SELECTED EXCERPT
** Begin **

We still remain in our house. We have been working for a year
in the collective, and have had to give to them all of our estate.
.....Last year we had a good harvest......All of the grain has to be
given up. This year the harvest was poor, and the little bit of wheat
that we did harvest was taken from us, and we will get barley meal
only until the corn is ripe. Other than that we get nothing, no oil,
no milk, no fat, etc. Our livestock has all been taken from us.
If someone had a pig or a sheep, those were taken away, and so
were all of the chickens. We still have our vineyard and some
potatoes, which we also must give up........Thousands have been
jailed......................Our horses died wholesale, from too much
work and too little fodder, for they took all of the fodder away.
I think that is what will also happen to us. Page 141-142
November 1, 1931
Letter Published January 29, 1932
"Oh, how lucky you are, there in America! What do we have?..
.....We have been thrown out of the collective, and so have many
others, after which all of us have been made into "kulaks." You
no doubt know what a "kulak" is, for it is not so unfamiliar to you.
"About our harvest we can't write you anything. We didn't even
once receive a pound of corn, not any wheat to speak of either.
The taking never ceases, and each day we are commanded to
work.........We don't have anything, no vineyard, and once we had
a pig but they took that away also, along with our flour, and we
have had to leave our house.........
"......many people have nothing that can be eaten......if it was
learned that we had seeds, they'd take them away. Page 148
December 6, 1931
Letter Published February 5, 1932
"I must write you about our sad life.........On 30 January, 1931
at 9 a.m. they chased us out of our house, and everything in the
house and yard was lost. With screaming and crying we left the
yard, with only what we could carry in our hands. Many people
accompanied us as we left the village, and wept along with us.
In the great cold, four families journeyed on foot to people who
would take us in. We were regular beggars. In the night 15
families were simply loaded onto wagons, then driven over the
fields. The children, everyone, screamed out from the cold, for
the earth was covered with snow and ice............
......I am already 62 years old, with pains that press in the bottom
of my being, for I know my husband and child are near starvation,
and how can we help them if things are going so bad for us?
Page 150
LETTERS FROM UKRAINE 1932---------------------------
February 14, 1932
Letter Published March 18, 1932
......."We have nothing else than potatoes to eat, once cooked,
and then fried if we have oil............the future looks so dim........
For three months already we haven't seen any meat, and the future
is more and more looking grim. Most of the time a person is
hungry. How terrible it is when a person can't nourish the
children, and when there is no clothing for them either. And so
we work, man as well as woman, the whole day, from month to
month, for nothing..........Many people sit in prison, mostly doctors,
the intelligentsia, and also people who once were somebody.

** End **

WHAT IS ASKED
A: Summarize the letters in two sentences.
B: Answer these questions using the letters:
(i) On what date and at what time were the writer and family chased out of their house?
(ii) How old does the writer of the letter published February 5, 1932 say she is?
(iii) What caused the horses to die?
C: Reproduce the part of the letters that opens with the words containing "In the great" and closes with "bad for us?".

Raw records
** Begin **

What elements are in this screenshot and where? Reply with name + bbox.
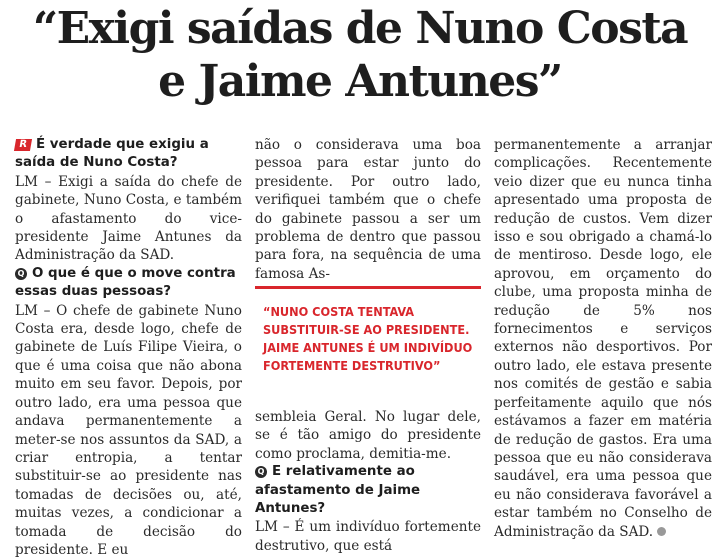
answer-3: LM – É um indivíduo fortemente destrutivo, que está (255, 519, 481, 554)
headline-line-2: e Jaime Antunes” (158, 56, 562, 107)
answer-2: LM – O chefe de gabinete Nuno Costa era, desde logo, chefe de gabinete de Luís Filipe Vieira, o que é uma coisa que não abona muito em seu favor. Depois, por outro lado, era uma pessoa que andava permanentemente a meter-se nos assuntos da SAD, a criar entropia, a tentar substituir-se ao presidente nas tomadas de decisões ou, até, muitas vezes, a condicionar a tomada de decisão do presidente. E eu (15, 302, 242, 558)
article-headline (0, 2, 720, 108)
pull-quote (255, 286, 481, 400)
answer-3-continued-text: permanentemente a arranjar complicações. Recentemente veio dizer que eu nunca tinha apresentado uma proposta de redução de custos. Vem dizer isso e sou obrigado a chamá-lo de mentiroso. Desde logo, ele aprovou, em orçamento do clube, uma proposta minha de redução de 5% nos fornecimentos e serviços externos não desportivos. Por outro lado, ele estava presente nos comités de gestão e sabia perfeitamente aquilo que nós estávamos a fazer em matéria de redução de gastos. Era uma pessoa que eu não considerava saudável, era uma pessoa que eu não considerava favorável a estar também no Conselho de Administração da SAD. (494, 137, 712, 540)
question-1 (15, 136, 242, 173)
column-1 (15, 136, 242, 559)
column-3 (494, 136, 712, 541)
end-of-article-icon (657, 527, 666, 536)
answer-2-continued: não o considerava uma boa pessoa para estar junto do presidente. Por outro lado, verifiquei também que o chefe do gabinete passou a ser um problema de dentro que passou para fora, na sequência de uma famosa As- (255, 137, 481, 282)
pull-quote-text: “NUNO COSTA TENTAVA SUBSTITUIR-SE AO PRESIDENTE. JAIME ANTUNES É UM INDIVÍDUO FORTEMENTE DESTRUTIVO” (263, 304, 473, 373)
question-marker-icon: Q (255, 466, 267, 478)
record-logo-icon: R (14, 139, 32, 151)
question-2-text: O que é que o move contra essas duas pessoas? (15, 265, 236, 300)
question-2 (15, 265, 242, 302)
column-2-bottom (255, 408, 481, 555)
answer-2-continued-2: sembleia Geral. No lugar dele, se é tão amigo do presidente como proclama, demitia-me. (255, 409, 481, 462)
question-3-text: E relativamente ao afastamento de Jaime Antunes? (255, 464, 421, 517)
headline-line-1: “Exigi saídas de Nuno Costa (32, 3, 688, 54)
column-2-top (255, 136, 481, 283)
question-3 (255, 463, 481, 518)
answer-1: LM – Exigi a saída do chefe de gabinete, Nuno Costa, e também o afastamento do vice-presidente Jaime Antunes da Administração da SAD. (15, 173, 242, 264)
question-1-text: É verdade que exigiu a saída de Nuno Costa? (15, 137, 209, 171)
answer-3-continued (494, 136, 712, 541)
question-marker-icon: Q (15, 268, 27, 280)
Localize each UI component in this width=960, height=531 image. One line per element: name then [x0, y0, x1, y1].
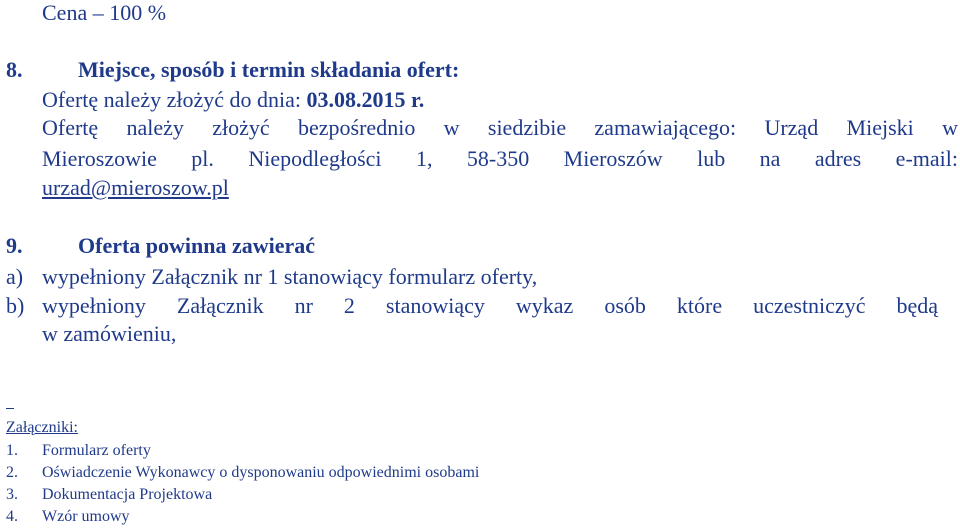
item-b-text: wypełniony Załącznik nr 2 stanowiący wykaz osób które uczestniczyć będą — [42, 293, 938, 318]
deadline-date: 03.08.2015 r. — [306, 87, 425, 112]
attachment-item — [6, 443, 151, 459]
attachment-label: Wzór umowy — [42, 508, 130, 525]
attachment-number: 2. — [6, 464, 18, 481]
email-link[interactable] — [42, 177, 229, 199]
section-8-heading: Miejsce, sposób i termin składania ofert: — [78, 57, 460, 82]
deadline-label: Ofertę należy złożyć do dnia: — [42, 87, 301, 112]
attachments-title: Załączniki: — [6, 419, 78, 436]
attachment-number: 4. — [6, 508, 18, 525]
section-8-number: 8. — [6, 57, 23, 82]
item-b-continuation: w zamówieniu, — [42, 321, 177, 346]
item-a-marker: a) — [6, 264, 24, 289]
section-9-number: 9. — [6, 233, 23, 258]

** End **

ANSWERS FOR THIS EXERCISE
A: The letters describe collective farm life in which grain, livestock, and even the little wheat that was harvested were taken away, leaving people with barley meal and potatoes and no meat for months. The writers tell of being thrown out of the collective and made into "kulaks," of being chased out of their houses in the great cold, and of many people sitting in prison.

B:
(i) On 30 January, 1931, at 9 a.m.
(ii) 62 years old.
(iii) Too much work and too little fodder, because all of the fodder was taken away.

C:
In the great cold, four families journeyed on foot to people who
would take us in. We were regular beggars. In the night 15
families were simply loaded onto wagons, then driven over the
fields. The children, everyone, screamed out from the cold, for
the earth was covered with snow and ice............
......I am already 62 years old, with pains that press in the bottom
of my being, for I know my husband and child are near starvation,
and how can we help them if things are going so bad for us?